_To be done_: Would you transcribe the listing that follows, character for character, and omit its images?

┌─ Given records

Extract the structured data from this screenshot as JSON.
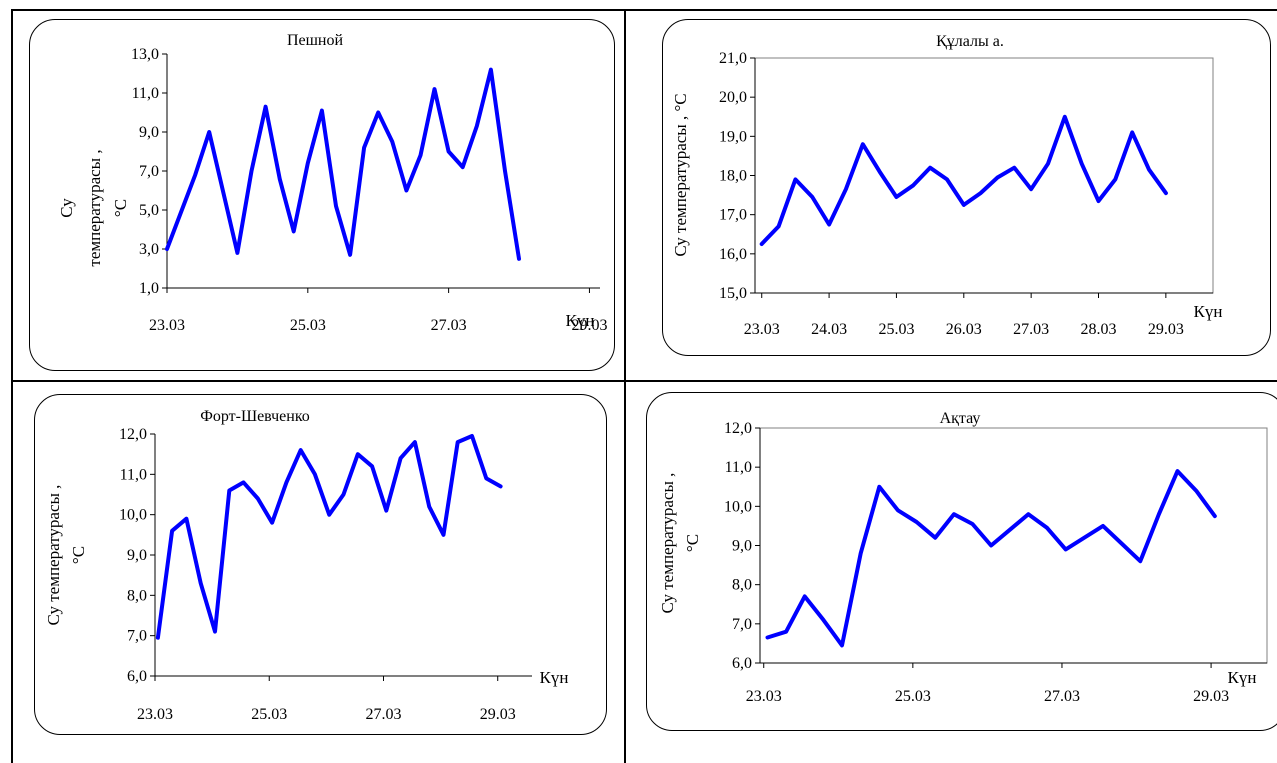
{
  "line_color": "#0000ff",
  "chart_data": [
    {
      "type": "line",
      "title": "Пешной",
      "ylabel": "Су температурасы , °С",
      "ylabel_lines": [
        "Су",
        "температурасы ,",
        "°С"
      ],
      "xlabel": "Күн",
      "ylim": [
        1,
        13
      ],
      "yticks": [
        1,
        3,
        5,
        7,
        9,
        11,
        13
      ],
      "ytick_labels": [
        "1,0",
        "3,0",
        "5,0",
        "7,0",
        "9,0",
        "11,0",
        "13,0"
      ],
      "xlim": [
        23,
        29.15
      ],
      "xticks": [
        23,
        25,
        27,
        29
      ],
      "xtick_labels": [
        "23.03",
        "25.03",
        "27.03",
        "29.03"
      ],
      "plot_border": false,
      "series": [
        {
          "x": [
            23.0,
            23.4,
            23.6,
            23.8,
            24.0,
            24.2,
            24.4,
            24.6,
            24.8,
            25.0,
            25.2,
            25.4,
            25.6,
            25.8,
            26.0,
            26.2,
            26.4,
            26.6,
            26.8,
            27.0,
            27.2,
            27.4,
            27.6,
            27.8,
            28.0,
            28.2,
            28.4,
            28.6,
            28.8,
            29.0
          ],
          "y": [
            3.0,
            6.8,
            9.0,
            5.9,
            2.8,
            7.0,
            10.3,
            6.6,
            3.9,
            7.4,
            10.1,
            5.2,
            2.7,
            8.2,
            10.0,
            8.5,
            6.0,
            7.8,
            11.2,
            8.0,
            7.2,
            9.3,
            12.2,
            7.0,
            2.5,
            null,
            null,
            null,
            null,
            null
          ]
        }
      ]
    },
    {
      "type": "line",
      "title": "Құлалы а.",
      "ylabel": "Су температурасы , °С",
      "ylabel_lines": [
        "Су температурасы , °С"
      ],
      "xlabel": "Күн",
      "ylim": [
        15,
        21
      ],
      "yticks": [
        15,
        16,
        17,
        18,
        19,
        20,
        21
      ],
      "ytick_labels": [
        "15,0",
        "16,0",
        "17,0",
        "18,0",
        "19,0",
        "20,0",
        "21,0"
      ],
      "xlim": [
        22.9,
        29.7
      ],
      "xticks": [
        23,
        24,
        25,
        26,
        27,
        28,
        29
      ],
      "xtick_labels": [
        "23.03",
        "24.03",
        "25.03",
        "26.03",
        "27.03",
        "28.03",
        "29.03"
      ],
      "plot_border": true,
      "series": [
        {
          "x": [
            23.0,
            23.25,
            23.5,
            23.75,
            24.0,
            24.25,
            24.5,
            24.75,
            25.0,
            25.25,
            25.5,
            25.75,
            26.0,
            26.25,
            26.5,
            26.75,
            27.0,
            27.25,
            27.5,
            27.75,
            28.0,
            28.25,
            28.5,
            28.75,
            29.0
          ],
          "y": [
            16.25,
            16.7,
            17.9,
            17.45,
            16.75,
            17.65,
            18.8,
            18.1,
            17.45,
            17.75,
            18.2,
            17.9,
            17.25,
            17.55,
            17.95,
            18.2,
            17.65,
            18.3,
            19.5,
            18.3,
            17.35,
            17.9,
            19.1,
            18.15,
            17.55
          ]
        }
      ]
    },
    {
      "type": "line",
      "title": "Форт-Шевченко",
      "ylabel": "Су температурасы , °С",
      "ylabel_lines": [
        "Су температурасы ,",
        "°С"
      ],
      "xlabel": "Күн",
      "ylim": [
        6,
        12
      ],
      "yticks": [
        6,
        7,
        8,
        9,
        10,
        11,
        12
      ],
      "ytick_labels": [
        "6,0",
        "7,0",
        "8,0",
        "9,0",
        "10,0",
        "11,0",
        "12,0"
      ],
      "xlim": [
        23,
        29.6
      ],
      "xticks": [
        23,
        25,
        27,
        29
      ],
      "xtick_labels": [
        "23.03",
        "25.03",
        "27.03",
        "29.03"
      ],
      "plot_border": false,
      "series": [
        {
          "x": [
            23.05,
            23.3,
            23.55,
            23.8,
            24.05,
            24.3,
            24.55,
            24.8,
            25.05,
            25.3,
            25.55,
            25.8,
            26.05,
            26.3,
            26.55,
            26.8,
            27.05,
            27.3,
            27.55,
            27.8,
            28.05,
            28.3,
            28.55,
            28.8,
            29.05
          ],
          "y": [
            6.95,
            9.6,
            9.9,
            8.3,
            7.1,
            10.6,
            10.8,
            10.4,
            9.8,
            10.8,
            11.6,
            11.0,
            10.0,
            10.5,
            11.5,
            11.2,
            10.1,
            11.4,
            11.8,
            10.2,
            9.5,
            11.8,
            11.95,
            10.9,
            10.7
          ]
        }
      ]
    },
    {
      "type": "line",
      "title": "Ақтау",
      "ylabel": "Су температурасы , °С",
      "ylabel_lines": [
        "Су температурасы ,",
        "°С"
      ],
      "xlabel": "Күн",
      "ylim": [
        6,
        12
      ],
      "yticks": [
        6,
        7,
        8,
        9,
        10,
        11,
        12
      ],
      "ytick_labels": [
        "6,0",
        "7,0",
        "8,0",
        "9,0",
        "10,0",
        "11,0",
        "12,0"
      ],
      "xlim": [
        22.95,
        29.75
      ],
      "xticks": [
        23,
        25,
        27,
        29
      ],
      "xtick_labels": [
        "23.03",
        "25.03",
        "27.03",
        "29.03"
      ],
      "plot_border": true,
      "series": [
        {
          "x": [
            23.05,
            23.3,
            23.55,
            23.8,
            24.05,
            24.3,
            24.55,
            24.8,
            25.05,
            25.3,
            25.55,
            25.8,
            26.05,
            26.3,
            26.55,
            26.8,
            27.05,
            27.3,
            27.55,
            27.8,
            28.05,
            28.3,
            28.55,
            28.8,
            29.05
          ],
          "y": [
            6.65,
            6.8,
            7.7,
            7.1,
            6.45,
            8.8,
            10.5,
            9.9,
            9.6,
            9.2,
            9.8,
            9.55,
            9.0,
            9.4,
            9.8,
            9.45,
            8.9,
            9.2,
            9.5,
            9.05,
            8.6,
            9.8,
            10.9,
            10.4,
            9.75
          ]
        }
      ]
    }
  ]
}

└─

_Worked solution_:
Extract the structured data from this screenshot as JSON.
{
  "line_color": "#0000ff",
  "chart_data": [
    {
      "type": "line",
      "title": "Пешной",
      "ylabel": "Су температурасы , °С",
      "ylabel_lines": [
        "Су",
        "температурасы ,",
        "°С"
      ],
      "xlabel": "Күн",
      "ylim": [
        1,
        13
      ],
      "yticks": [
        1,
        3,
        5,
        7,
        9,
        11,
        13
      ],
      "ytick_labels": [
        "1,0",
        "3,0",
        "5,0",
        "7,0",
        "9,0",
        "11,0",
        "13,0"
      ],
      "xlim": [
        23,
        29.15
      ],
      "xticks": [
        23,
        25,
        27,
        29
      ],
      "xtick_labels": [
        "23.03",
        "25.03",
        "27.03",
        "29.03"
      ],
      "plot_border": false,
      "series": [
        {
          "x": [
            23.0,
            23.4,
            23.6,
            23.8,
            24.0,
            24.2,
            24.4,
            24.6,
            24.8,
            25.0,
            25.2,
            25.4,
            25.6,
            25.8,
            26.0,
            26.2,
            26.4,
            26.6,
            26.8,
            27.0,
            27.2,
            27.4,
            27.6,
            27.8,
            28.0,
            28.2,
            28.4,
            28.6,
            28.8,
            29.0
          ],
          "y": [
            3.0,
            6.8,
            9.0,
            5.9,
            2.8,
            7.0,
            10.3,
            6.6,
            3.9,
            7.4,
            10.1,
            5.2,
            2.7,
            8.2,
            10.0,
            8.5,
            6.0,
            7.8,
            11.2,
            8.0,
            7.2,
            9.3,
            12.2,
            7.0,
            2.5,
            null,
            null,
            null,
            null,
            null
          ]
        }
      ]
    },
    {
      "type": "line",
      "title": "Құлалы а.",
      "ylabel": "Су температурасы , °С",
      "ylabel_lines": [
        "Су температурасы , °С"
      ],
      "xlabel": "Күн",
      "ylim": [
        15,
        21
      ],
      "yticks": [
        15,
        16,
        17,
        18,
        19,
        20,
        21
      ],
      "ytick_labels": [
        "15,0",
        "16,0",
        "17,0",
        "18,0",
        "19,0",
        "20,0",
        "21,0"
      ],
      "xlim": [
        22.9,
        29.7
      ],
      "xticks": [
        23,
        24,
        25,
        26,
        27,
        28,
        29
      ],
      "xtick_labels": [
        "23.03",
        "24.03",
        "25.03",
        "26.03",
        "27.03",
        "28.03",
        "29.03"
      ],
      "plot_border": true,
      "series": [
        {
          "x": [
            23.0,
            23.25,
            23.5,
            23.75,
            24.0,
            24.25,
            24.5,
            24.75,
            25.0,
            25.25,
            25.5,
            25.75,
            26.0,
            26.25,
            26.5,
            26.75,
            27.0,
            27.25,
            27.5,
            27.75,
            28.0,
            28.25,
            28.5,
            28.75,
            29.0
          ],
          "y": [
            16.25,
            16.7,
            17.9,
            17.45,
            16.75,
            17.65,
            18.8,
            18.1,
            17.45,
            17.75,
            18.2,
            17.9,
            17.25,
            17.55,
            17.95,
            18.2,
            17.65,
            18.3,
            19.5,
            18.3,
            17.35,
            17.9,
            19.1,
            18.15,
            17.55
          ]
        }
      ]
    },
    {
      "type": "line",
      "title": "Форт-Шевченко",
      "ylabel": "Су температурасы , °С",
      "ylabel_lines": [
        "Су температурасы ,",
        "°С"
      ],
      "xlabel": "Күн",
      "ylim": [
        6,
        12
      ],
      "yticks": [
        6,
        7,
        8,
        9,
        10,
        11,
        12
      ],
      "ytick_labels": [
        "6,0",
        "7,0",
        "8,0",
        "9,0",
        "10,0",
        "11,0",
        "12,0"
      ],
      "xlim": [
        23,
        29.6
      ],
      "xticks": [
        23,
        25,
        27,
        29
      ],
      "xtick_labels": [
        "23.03",
        "25.03",
        "27.03",
        "29.03"
      ],
      "plot_border": false,
      "series": [
        {
          "x": [
            23.05,
            23.3,
            23.55,
            23.8,
            24.05,
            24.3,
            24.55,
            24.8,
            25.05,
            25.3,
            25.55,
            25.8,
            26.05,
            26.3,
            26.55,
            26.8,
            27.05,
            27.3,
            27.55,
            27.8,
            28.05,
            28.3,
            28.55,
            28.8,
            29.05
          ],
          "y": [
            6.95,
            9.6,
            9.9,
            8.3,
            7.1,
            10.6,
            10.8,
            10.4,
            9.8,
            10.8,
            11.6,
            11.0,
            10.0,
            10.5,
            11.5,
            11.2,
            10.1,
            11.4,
            11.8,
            10.2,
            9.5,
            11.8,
            11.95,
            10.9,
            10.7
          ]
        }
      ]
    },
    {
      "type": "line",
      "title": "Ақтау",
      "ylabel": "Су температурасы , °С",
      "ylabel_lines": [
        "Су температурасы ,",
        "°С"
      ],
      "xlabel": "Күн",
      "ylim": [
        6,
        12
      ],
      "yticks": [
        6,
        7,
        8,
        9,
        10,
        11,
        12
      ],
      "ytick_labels": [
        "6,0",
        "7,0",
        "8,0",
        "9,0",
        "10,0",
        "11,0",
        "12,0"
      ],
      "xlim": [
        22.95,
        29.75
      ],
      "xticks": [
        23,
        25,
        27,
        29
      ],
      "xtick_labels": [
        "23.03",
        "25.03",
        "27.03",
        "29.03"
      ],
      "plot_border": true,
      "series": [
        {
          "x": [
            23.05,
            23.3,
            23.55,
            23.8,
            24.05,
            24.3,
            24.55,
            24.8,
            25.05,
            25.3,
            25.55,
            25.8,
            26.05,
            26.3,
            26.55,
            26.8,
            27.05,
            27.3,
            27.55,
            27.8,
            28.05,
            28.3,
            28.55,
            28.8,
            29.05
          ],
          "y": [
            6.65,
            6.8,
            7.7,
            7.1,
            6.45,
            8.8,
            10.5,
            9.9,
            9.6,
            9.2,
            9.8,
            9.55,
            9.0,
            9.4,
            9.8,
            9.45,
            8.9,
            9.2,
            9.5,
            9.05,
            8.6,
            9.8,
            10.9,
            10.4,
            9.75
          ]
        }
      ]
    }
  ]
}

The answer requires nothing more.